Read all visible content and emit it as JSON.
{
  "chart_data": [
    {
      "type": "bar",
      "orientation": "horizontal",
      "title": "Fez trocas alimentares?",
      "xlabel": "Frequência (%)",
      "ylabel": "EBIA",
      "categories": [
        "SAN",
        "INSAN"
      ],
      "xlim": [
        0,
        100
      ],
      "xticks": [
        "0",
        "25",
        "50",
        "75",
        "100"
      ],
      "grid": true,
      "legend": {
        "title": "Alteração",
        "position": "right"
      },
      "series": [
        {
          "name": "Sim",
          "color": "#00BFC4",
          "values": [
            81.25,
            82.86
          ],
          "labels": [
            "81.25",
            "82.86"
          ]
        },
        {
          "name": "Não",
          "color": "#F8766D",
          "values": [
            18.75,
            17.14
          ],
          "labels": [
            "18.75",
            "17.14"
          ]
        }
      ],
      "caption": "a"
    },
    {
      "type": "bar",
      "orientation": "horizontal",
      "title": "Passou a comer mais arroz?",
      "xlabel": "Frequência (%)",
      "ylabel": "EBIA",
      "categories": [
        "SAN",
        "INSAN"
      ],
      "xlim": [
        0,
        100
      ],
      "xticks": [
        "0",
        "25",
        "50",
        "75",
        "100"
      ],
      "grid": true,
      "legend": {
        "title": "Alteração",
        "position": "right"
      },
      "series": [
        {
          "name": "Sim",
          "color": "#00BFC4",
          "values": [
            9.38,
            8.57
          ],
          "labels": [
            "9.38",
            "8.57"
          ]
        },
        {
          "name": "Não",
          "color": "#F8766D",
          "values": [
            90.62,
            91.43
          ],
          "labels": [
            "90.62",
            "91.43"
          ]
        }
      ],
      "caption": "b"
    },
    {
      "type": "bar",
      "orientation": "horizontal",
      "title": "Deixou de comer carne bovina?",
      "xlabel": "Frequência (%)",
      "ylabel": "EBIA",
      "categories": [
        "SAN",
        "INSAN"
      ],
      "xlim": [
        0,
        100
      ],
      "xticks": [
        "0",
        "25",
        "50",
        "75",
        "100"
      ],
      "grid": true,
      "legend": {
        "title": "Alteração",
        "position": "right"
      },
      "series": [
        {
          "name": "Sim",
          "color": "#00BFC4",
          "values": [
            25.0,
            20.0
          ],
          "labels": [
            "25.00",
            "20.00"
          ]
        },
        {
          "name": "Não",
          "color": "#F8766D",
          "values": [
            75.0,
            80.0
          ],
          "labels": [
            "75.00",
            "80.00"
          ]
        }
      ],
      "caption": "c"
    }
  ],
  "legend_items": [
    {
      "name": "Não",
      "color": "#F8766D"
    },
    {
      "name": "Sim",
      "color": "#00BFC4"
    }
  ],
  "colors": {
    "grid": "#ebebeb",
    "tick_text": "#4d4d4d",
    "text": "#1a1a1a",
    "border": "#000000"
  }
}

──────────

## Exercise prompt
Reproduce each record exactly, leaving nothing out.

## Answer to this task
Read all visible content and emit it as JSON.
{
  "chart_data": [
    {
      "type": "bar",
      "orientation": "horizontal",
      "title": "Fez trocas alimentares?",
      "xlabel": "Frequência (%)",
      "ylabel": "EBIA",
      "categories": [
        "SAN",
        "INSAN"
      ],
      "xlim": [
        0,
        100
      ],
      "xticks": [
        "0",
        "25",
        "50",
        "75",
        "100"
      ],
      "grid": true,
      "legend": {
        "title": "Alteração",
        "position": "right"
      },
      "series": [
        {
          "name": "Sim",
          "color": "#00BFC4",
          "values": [
            81.25,
            82.86
          ],
          "labels": [
            "81.25",
            "82.86"
          ]
        },
        {
          "name": "Não",
          "color": "#F8766D",
          "values": [
            18.75,
            17.14
          ],
          "labels": [
            "18.75",
            "17.14"
          ]
        }
      ],
      "caption": "a"
    },
    {
      "type": "bar",
      "orientation": "horizontal",
      "title": "Passou a comer mais arroz?",
      "xlabel": "Frequência (%)",
      "ylabel": "EBIA",
      "categories": [
        "SAN",
        "INSAN"
      ],
      "xlim": [
        0,
        100
      ],
      "xticks": [
        "0",
        "25",
        "50",
        "75",
        "100"
      ],
      "grid": true,
      "legend": {
        "title": "Alteração",
        "position": "right"
      },
      "series": [
        {
          "name": "Sim",
          "color": "#00BFC4",
          "values": [
            9.38,
            8.57
          ],
          "labels": [
            "9.38",
            "8.57"
          ]
        },
        {
          "name": "Não",
          "color": "#F8766D",
          "values": [
            90.62,
            91.43
          ],
          "labels": [
            "90.62",
            "91.43"
          ]
        }
      ],
      "caption": "b"
    },
    {
      "type": "bar",
      "orientation": "horizontal",
      "title": "Deixou de comer carne bovina?",
      "xlabel": "Frequência (%)",
      "ylabel": "EBIA",
      "categories": [
        "SAN",
        "INSAN"
      ],
      "xlim": [
        0,
        100
      ],
      "xticks": [
        "0",
        "25",
        "50",
        "75",
        "100"
      ],
      "grid": true,
      "legend": {
        "title": "Alteração",
        "position": "right"
      },
      "series": [
        {
          "name": "Sim",
          "color": "#00BFC4",
          "values": [
            25.0,
            20.0
          ],
          "labels": [
            "25.00",
            "20.00"
          ]
        },
        {
          "name": "Não",
          "color": "#F8766D",
          "values": [
            75.0,
            80.0
          ],
          "labels": [
            "75.00",
            "80.00"
          ]
        }
      ],
      "caption": "c"
    }
  ],
  "legend_items": [
    {
      "name": "Não",
      "color": "#F8766D"
    },
    {
      "name": "Sim",
      "color": "#00BFC4"
    }
  ],
  "colors": {
    "grid": "#ebebeb",
    "tick_text": "#4d4d4d",
    "text": "#1a1a1a",
    "border": "#000000"
  }
}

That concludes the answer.